Begin Input rows

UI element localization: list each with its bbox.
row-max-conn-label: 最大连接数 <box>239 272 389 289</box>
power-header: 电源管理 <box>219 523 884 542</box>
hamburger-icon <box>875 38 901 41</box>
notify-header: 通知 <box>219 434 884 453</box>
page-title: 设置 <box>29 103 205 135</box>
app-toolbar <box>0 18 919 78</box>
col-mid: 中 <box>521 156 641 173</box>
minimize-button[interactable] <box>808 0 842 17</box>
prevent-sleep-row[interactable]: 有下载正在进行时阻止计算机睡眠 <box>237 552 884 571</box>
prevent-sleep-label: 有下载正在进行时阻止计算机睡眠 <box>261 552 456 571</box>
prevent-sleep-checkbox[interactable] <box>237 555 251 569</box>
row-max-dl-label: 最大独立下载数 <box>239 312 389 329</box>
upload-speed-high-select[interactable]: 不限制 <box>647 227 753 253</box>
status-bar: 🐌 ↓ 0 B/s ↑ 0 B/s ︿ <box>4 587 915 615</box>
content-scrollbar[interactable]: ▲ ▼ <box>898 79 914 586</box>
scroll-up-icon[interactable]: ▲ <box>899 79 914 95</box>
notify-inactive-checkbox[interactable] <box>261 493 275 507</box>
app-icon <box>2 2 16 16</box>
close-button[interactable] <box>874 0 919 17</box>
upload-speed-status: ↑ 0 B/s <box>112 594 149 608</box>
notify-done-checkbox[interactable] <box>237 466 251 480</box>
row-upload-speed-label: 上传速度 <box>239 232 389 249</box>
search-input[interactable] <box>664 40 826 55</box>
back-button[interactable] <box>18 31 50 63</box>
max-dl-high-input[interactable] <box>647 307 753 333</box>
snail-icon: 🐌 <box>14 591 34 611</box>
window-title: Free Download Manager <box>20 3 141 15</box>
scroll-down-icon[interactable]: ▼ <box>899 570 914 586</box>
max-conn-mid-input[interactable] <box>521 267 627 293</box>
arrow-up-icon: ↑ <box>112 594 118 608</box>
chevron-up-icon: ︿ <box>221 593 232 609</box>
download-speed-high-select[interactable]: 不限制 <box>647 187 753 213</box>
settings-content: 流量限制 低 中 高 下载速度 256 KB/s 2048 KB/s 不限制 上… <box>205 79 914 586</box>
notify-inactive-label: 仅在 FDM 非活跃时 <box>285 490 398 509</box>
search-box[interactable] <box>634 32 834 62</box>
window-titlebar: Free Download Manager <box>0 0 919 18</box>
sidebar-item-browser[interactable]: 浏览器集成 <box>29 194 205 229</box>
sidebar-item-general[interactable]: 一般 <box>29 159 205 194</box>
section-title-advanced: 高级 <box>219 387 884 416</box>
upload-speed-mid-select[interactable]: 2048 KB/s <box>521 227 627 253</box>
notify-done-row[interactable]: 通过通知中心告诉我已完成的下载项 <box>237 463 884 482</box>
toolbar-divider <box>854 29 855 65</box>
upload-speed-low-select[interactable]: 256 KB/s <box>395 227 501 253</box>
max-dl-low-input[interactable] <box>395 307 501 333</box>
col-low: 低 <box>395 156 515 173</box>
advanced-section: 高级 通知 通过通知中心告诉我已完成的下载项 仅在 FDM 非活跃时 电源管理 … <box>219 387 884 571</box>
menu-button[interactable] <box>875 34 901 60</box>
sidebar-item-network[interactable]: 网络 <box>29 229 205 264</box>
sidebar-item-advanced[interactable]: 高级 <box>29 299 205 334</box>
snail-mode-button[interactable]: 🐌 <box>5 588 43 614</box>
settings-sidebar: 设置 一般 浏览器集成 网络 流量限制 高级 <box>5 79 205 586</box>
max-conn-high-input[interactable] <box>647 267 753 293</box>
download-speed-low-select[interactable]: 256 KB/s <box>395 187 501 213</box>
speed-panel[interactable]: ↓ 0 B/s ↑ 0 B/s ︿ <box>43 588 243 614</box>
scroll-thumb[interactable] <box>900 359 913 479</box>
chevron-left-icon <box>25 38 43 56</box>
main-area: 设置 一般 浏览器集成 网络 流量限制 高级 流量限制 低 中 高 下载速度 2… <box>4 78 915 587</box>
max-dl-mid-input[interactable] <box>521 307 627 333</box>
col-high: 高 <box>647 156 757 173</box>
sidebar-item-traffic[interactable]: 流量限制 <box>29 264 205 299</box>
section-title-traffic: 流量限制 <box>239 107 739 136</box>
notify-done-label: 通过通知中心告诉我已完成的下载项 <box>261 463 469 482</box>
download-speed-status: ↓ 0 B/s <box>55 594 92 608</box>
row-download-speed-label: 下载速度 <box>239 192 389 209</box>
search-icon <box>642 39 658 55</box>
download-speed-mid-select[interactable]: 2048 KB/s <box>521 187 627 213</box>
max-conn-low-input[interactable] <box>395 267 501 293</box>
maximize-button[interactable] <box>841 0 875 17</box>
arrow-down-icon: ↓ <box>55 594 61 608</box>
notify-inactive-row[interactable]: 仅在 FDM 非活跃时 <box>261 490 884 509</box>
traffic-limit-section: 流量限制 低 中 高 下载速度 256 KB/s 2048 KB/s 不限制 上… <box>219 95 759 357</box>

End Input rows

(Objective) Render the lines above as a Markdown table with a No. column for the row number and a Line column for the line, omitting any blank lines.

(Complete response)
| No. | Line |
|---|---|
| 1 | UI element localization: list each with its bbox. |
| 2 | row-max-conn-label: 最大连接数 <box>239 272 389 289</box> |
| 3 | power-header: 电源管理 <box>219 523 884 542</box> |
| 4 | hamburger-icon <box>875 38 901 41</box> |
| 5 | notify-header: 通知 <box>219 434 884 453</box> |
| 6 | page-title: 设置 <box>29 103 205 135</box> |
| 7 | app-toolbar <box>0 18 919 78</box> |
| 8 | col-mid: 中 <box>521 156 641 173</box> |
| 9 | minimize-button[interactable] <box>808 0 842 17</box> |
| 10 | prevent-sleep-row[interactable]: 有下载正在进行时阻止计算机睡眠 <box>237 552 884 571</box> |
| 11 | prevent-sleep-label: 有下载正在进行时阻止计算机睡眠 <box>261 552 456 571</box> |
| 12 | prevent-sleep-checkbox[interactable] <box>237 555 251 569</box> |
| 13 | row-max-dl-label: 最大独立下载数 <box>239 312 389 329</box> |
| 14 | upload-speed-high-select[interactable]: 不限制 <box>647 227 753 253</box> |
| 15 | status-bar: 🐌 ↓ 0 B/s ↑ 0 B/s ︿ <box>4 587 915 615</box> |
| 16 | content-scrollbar[interactable]: ▲ ▼ <box>898 79 914 586</box> |
| 17 | scroll-up-icon[interactable]: ▲ <box>899 79 914 95</box> |
| 18 | notify-inactive-checkbox[interactable] <box>261 493 275 507</box> |
| 19 | app-icon <box>2 2 16 16</box> |
| 20 | close-button[interactable] <box>874 0 919 17</box> |
| 21 | upload-speed-status: ↑ 0 B/s <box>112 594 149 608</box> |
| 22 | notify-done-checkbox[interactable] <box>237 466 251 480</box> |
| 23 | row-upload-speed-label: 上传速度 <box>239 232 389 249</box> |
| 24 | search-input[interactable] <box>664 40 826 55</box> |
| 25 | back-button[interactable] <box>18 31 50 63</box> |
| 26 | max-dl-high-input[interactable] <box>647 307 753 333</box> |
| 27 | snail-icon: 🐌 <box>14 591 34 611</box> |
| 28 | window-title: Free Download Manager <box>20 3 141 15</box> |
| 29 | scroll-down-icon[interactable]: ▼ <box>899 570 914 586</box> |
| 30 | max-conn-mid-input[interactable] <box>521 267 627 293</box> |
| 31 | arrow-up-icon: ↑ <box>112 594 118 608</box> |
| 32 | chevron-up-icon: ︿ <box>221 593 232 609</box> |
| 33 | download-speed-high-select[interactable]: 不限制 <box>647 187 753 213</box> |
| 34 | settings-content: 流量限制 低 中 高 下载速度 256 KB/s 2048 KB/s 不限制 上… <box>205 79 914 586</box> |
| 35 | notify-inactive-label: 仅在 FDM 非活跃时 <box>285 490 398 509</box> |
| 36 | search-box[interactable] <box>634 32 834 62</box> |
| 37 | window-titlebar: Free Download Manager <box>0 0 919 18</box> |
| 38 | sidebar-item-browser[interactable]: 浏览器集成 <box>29 194 205 229</box> |
| 39 | sidebar-item-general[interactable]: 一般 <box>29 159 205 194</box> |
| 40 | section-title-advanced: 高级 <box>219 387 884 416</box> |
| 41 | upload-speed-mid-select[interactable]: 2048 KB/s <box>521 227 627 253</box> |
| 42 | notify-done-row[interactable]: 通过通知中心告诉我已完成的下载项 <box>237 463 884 482</box> |
| 43 | toolbar-divider <box>854 29 855 65</box> |
| 44 | upload-speed-low-select[interactable]: 256 KB/s <box>395 227 501 253</box> |
| 45 | max-dl-low-input[interactable] <box>395 307 501 333</box> |
| 46 | col-low: 低 <box>395 156 515 173</box> |
| 47 | advanced-section: 高级 通知 通过通知中心告诉我已完成的下载项 仅在 FDM 非活跃时 电源管理 … <box>219 387 884 571</box> |
| 48 | menu-button[interactable] <box>875 34 901 60</box> |
| 49 | sidebar-item-network[interactable]: 网络 <box>29 229 205 264</box> |
| 50 | sidebar-item-advanced[interactable]: 高级 <box>29 299 205 334</box> |
| 51 | snail-mode-button[interactable]: 🐌 <box>5 588 43 614</box> |
| 52 | settings-sidebar: 设置 一般 浏览器集成 网络 流量限制 高级 <box>5 79 205 586</box> |
| 53 | max-conn-high-input[interactable] <box>647 267 753 293</box> |
| 54 | download-speed-low-select[interactable]: 256 KB/s <box>395 187 501 213</box> |
| 55 | speed-panel[interactable]: ↓ 0 B/s ↑ 0 B/s ︿ <box>43 588 243 614</box> |
| 56 | scroll-thumb[interactable] <box>900 359 913 479</box> |
| 57 | chevron-left-icon <box>25 38 43 56</box> |
| 58 | main-area: 设置 一般 浏览器集成 网络 流量限制 高级 流量限制 低 中 高 下载速度 2… <box>4 78 915 587</box> |
| 59 | max-dl-mid-input[interactable] <box>521 307 627 333</box> |
| 60 | col-high: 高 <box>647 156 757 173</box> |
| 61 | sidebar-item-traffic[interactable]: 流量限制 <box>29 264 205 299</box> |
| 62 | section-title-traffic: 流量限制 <box>239 107 739 136</box> |
| 63 | notify-done-label: 通过通知中心告诉我已完成的下载项 <box>261 463 469 482</box> |
| 64 | download-speed-status: ↓ 0 B/s <box>55 594 92 608</box> |
| 65 | row-download-speed-label: 下载速度 <box>239 192 389 209</box> |
| 66 | search-icon <box>642 39 658 55</box> |
| 67 | download-speed-mid-select[interactable]: 2048 KB/s <box>521 187 627 213</box> |
| 68 | max-conn-low-input[interactable] <box>395 267 501 293</box> |
| 69 | maximize-button[interactable] <box>841 0 875 17</box> |
| 70 | arrow-down-icon: ↓ <box>55 594 61 608</box> |
| 71 | notify-inactive-row[interactable]: 仅在 FDM 非活跃时 <box>261 490 884 509</box> |
| 72 | traffic-limit-section: 流量限制 低 中 高 下载速度 256 KB/s 2048 KB/s 不限制 上… <box>219 95 759 357</box> |